- _Work to be completed_:
Report every line in the listing below where the string "name" shows up.

——

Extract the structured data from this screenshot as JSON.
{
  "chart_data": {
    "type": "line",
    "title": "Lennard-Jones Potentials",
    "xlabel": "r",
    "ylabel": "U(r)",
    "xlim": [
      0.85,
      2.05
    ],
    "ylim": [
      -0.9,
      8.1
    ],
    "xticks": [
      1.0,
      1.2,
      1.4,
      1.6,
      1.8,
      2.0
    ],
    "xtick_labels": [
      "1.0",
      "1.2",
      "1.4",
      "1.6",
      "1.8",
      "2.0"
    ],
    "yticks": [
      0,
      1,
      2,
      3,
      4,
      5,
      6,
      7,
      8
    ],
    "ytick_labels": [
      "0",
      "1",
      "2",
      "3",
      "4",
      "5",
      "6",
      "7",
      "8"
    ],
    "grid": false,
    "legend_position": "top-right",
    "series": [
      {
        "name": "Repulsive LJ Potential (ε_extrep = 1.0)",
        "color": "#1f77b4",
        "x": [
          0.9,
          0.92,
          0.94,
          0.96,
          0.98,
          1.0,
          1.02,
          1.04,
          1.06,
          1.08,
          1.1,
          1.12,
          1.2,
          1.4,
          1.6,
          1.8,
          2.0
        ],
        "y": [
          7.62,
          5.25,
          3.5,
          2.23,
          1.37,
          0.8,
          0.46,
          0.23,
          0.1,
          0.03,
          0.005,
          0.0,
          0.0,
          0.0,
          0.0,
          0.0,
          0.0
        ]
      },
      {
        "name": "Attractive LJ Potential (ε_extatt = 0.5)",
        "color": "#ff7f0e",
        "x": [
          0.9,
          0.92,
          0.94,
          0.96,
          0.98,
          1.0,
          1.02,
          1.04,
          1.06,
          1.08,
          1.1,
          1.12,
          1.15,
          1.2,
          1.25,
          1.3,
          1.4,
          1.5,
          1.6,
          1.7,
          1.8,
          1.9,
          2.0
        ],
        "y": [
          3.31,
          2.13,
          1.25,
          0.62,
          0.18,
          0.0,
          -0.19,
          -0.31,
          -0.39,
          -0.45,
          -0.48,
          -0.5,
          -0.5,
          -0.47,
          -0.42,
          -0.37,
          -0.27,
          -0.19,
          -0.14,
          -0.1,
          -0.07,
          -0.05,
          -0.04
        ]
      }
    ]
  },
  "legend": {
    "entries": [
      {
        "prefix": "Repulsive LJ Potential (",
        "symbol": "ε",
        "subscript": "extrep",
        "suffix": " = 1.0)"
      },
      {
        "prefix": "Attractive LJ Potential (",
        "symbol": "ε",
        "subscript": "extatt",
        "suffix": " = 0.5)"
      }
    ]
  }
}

——

- _Output_:
        "name": "Repulsive LJ Potential (ε_extrep = 1.0)",
        "name": "Attractive LJ Potential (ε_extatt = 0.5)",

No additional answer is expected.